→ **Given problem**
Pick out the lines containing "style".

→ **Entries with figure data**
|---|
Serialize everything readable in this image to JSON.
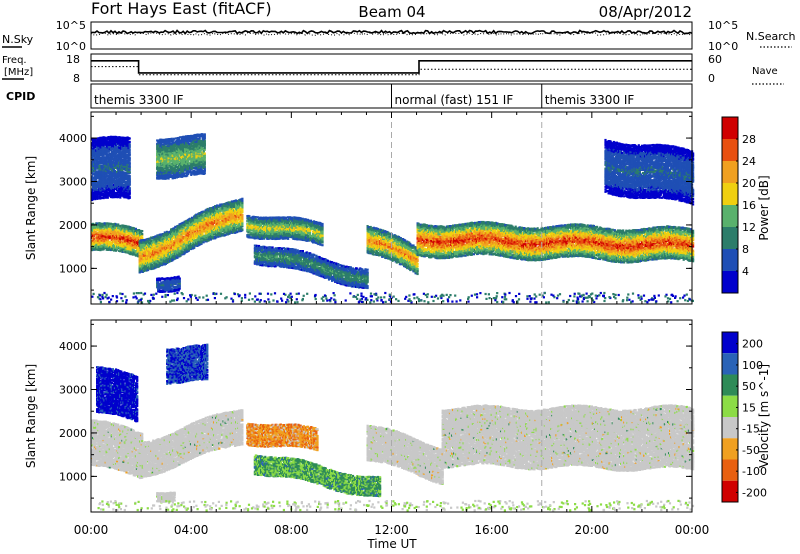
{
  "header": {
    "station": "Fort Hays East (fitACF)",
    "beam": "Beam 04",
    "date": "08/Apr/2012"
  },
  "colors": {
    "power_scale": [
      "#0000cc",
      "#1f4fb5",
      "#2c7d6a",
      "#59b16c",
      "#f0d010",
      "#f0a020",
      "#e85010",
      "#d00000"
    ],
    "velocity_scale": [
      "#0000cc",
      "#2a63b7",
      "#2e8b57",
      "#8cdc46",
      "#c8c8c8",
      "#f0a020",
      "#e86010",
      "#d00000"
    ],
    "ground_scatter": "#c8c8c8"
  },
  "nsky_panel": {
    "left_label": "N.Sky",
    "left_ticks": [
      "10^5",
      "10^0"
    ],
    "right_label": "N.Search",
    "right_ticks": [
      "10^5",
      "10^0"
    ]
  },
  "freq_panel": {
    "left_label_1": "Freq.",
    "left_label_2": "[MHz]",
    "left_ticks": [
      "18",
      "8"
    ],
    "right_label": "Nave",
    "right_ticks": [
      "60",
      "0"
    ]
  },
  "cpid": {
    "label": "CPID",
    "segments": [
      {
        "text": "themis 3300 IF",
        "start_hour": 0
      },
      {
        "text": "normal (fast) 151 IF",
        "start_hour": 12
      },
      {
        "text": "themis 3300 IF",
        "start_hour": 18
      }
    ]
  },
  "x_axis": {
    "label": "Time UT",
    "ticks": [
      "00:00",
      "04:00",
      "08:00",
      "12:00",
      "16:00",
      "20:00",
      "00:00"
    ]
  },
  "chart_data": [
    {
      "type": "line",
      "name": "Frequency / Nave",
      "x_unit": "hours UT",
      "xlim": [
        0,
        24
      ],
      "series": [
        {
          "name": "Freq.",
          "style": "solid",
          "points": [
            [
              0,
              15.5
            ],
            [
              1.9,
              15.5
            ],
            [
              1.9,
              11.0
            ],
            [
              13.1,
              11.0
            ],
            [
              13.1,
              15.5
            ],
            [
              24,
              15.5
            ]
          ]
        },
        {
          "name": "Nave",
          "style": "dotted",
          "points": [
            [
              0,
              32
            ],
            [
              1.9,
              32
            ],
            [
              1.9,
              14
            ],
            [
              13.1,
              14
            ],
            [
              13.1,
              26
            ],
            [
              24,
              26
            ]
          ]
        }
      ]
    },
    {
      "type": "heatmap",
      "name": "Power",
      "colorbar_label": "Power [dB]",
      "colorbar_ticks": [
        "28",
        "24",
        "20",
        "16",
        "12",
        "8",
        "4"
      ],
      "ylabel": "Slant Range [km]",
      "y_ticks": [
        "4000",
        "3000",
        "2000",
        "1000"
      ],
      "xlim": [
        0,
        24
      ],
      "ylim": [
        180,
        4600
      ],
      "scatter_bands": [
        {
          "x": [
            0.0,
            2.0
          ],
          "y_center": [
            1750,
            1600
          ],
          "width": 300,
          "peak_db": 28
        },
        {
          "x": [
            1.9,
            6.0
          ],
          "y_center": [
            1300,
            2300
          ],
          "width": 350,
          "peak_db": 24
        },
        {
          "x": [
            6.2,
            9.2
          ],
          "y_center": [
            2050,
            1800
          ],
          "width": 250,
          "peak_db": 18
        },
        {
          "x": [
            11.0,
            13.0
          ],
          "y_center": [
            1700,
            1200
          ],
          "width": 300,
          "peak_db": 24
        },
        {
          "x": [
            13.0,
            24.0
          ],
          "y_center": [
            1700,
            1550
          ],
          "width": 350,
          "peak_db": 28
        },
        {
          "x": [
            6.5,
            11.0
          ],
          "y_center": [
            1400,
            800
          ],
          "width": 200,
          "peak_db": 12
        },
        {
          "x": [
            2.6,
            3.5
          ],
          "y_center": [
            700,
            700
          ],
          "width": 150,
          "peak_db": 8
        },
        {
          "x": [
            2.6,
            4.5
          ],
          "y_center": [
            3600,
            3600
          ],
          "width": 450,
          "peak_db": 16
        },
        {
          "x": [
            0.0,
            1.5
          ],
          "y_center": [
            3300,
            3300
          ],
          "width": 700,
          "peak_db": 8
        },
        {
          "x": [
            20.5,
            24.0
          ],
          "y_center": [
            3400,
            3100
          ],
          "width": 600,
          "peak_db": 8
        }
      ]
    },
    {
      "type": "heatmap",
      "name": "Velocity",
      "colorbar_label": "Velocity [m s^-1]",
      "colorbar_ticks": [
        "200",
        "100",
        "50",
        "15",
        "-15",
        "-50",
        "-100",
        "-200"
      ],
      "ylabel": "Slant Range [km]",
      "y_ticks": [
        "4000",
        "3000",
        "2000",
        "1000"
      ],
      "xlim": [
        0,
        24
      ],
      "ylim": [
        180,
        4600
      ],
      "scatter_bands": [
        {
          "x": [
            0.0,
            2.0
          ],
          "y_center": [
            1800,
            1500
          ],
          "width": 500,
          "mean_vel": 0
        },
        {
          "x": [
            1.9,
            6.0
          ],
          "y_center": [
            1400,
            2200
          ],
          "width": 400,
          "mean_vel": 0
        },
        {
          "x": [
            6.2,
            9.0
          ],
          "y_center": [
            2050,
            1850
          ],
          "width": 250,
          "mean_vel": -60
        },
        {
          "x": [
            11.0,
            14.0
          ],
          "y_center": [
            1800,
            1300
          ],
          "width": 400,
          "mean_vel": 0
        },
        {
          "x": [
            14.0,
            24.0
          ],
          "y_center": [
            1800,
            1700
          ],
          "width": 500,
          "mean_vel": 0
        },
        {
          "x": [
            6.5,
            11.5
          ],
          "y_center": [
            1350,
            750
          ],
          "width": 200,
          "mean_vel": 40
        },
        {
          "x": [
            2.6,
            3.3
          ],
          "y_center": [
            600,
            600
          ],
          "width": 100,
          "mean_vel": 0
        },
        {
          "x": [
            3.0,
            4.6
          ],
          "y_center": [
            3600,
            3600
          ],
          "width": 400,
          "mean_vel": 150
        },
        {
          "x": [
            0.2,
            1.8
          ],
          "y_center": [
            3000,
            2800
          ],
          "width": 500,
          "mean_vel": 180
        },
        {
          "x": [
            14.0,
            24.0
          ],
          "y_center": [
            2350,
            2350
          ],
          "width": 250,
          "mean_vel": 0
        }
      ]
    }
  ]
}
|---|
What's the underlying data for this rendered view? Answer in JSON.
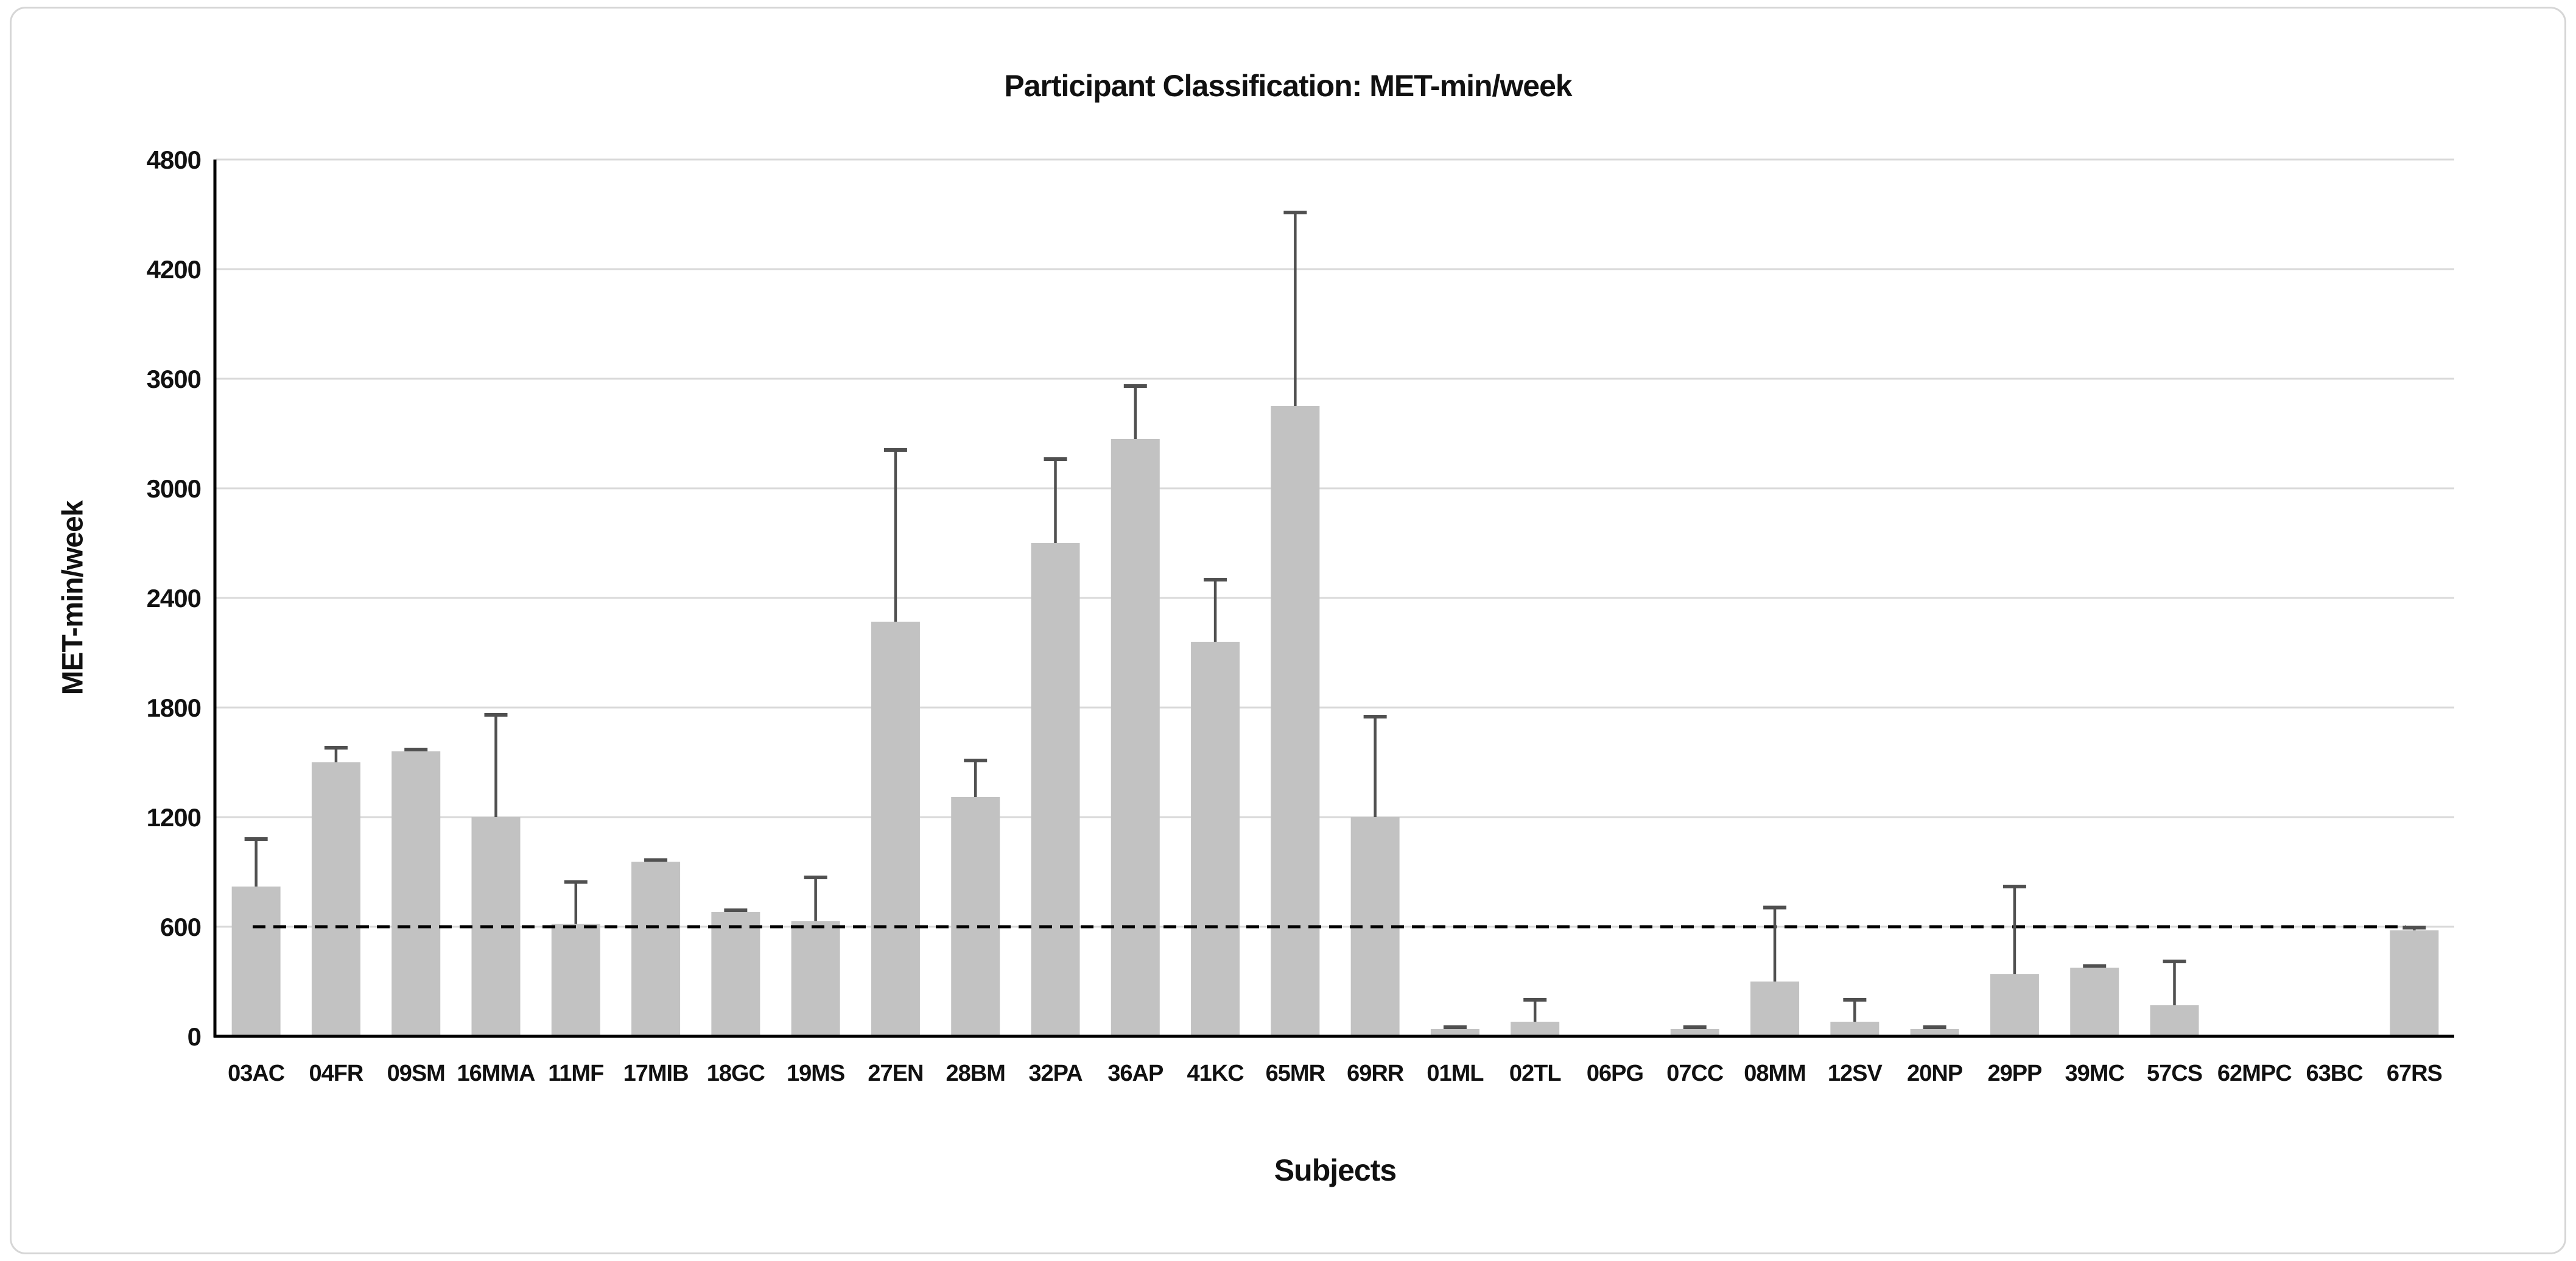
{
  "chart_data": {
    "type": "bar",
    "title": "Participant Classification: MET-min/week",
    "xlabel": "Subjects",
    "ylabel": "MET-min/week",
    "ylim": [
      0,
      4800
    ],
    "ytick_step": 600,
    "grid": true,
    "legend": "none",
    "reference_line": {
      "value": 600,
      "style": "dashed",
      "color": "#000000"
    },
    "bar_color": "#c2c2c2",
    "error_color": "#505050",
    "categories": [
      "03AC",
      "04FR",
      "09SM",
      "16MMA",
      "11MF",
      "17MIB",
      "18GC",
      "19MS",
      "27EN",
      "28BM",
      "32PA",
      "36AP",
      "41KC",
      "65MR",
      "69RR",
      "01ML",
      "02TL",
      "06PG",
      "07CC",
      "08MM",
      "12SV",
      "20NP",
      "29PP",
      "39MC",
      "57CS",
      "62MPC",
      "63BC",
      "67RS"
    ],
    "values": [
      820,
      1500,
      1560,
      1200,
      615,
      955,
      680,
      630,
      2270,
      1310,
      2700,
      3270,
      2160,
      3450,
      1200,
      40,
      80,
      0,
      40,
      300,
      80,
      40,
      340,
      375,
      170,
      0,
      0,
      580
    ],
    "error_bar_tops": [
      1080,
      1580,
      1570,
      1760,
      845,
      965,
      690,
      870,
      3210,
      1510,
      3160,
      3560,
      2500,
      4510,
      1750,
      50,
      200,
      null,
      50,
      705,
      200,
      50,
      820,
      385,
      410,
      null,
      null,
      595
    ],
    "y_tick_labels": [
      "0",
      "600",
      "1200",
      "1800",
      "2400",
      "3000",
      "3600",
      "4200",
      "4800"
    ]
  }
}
|---|
→ **Right answer**
          "style": "solid",
          "style": "dotted",
      "style": "dashed",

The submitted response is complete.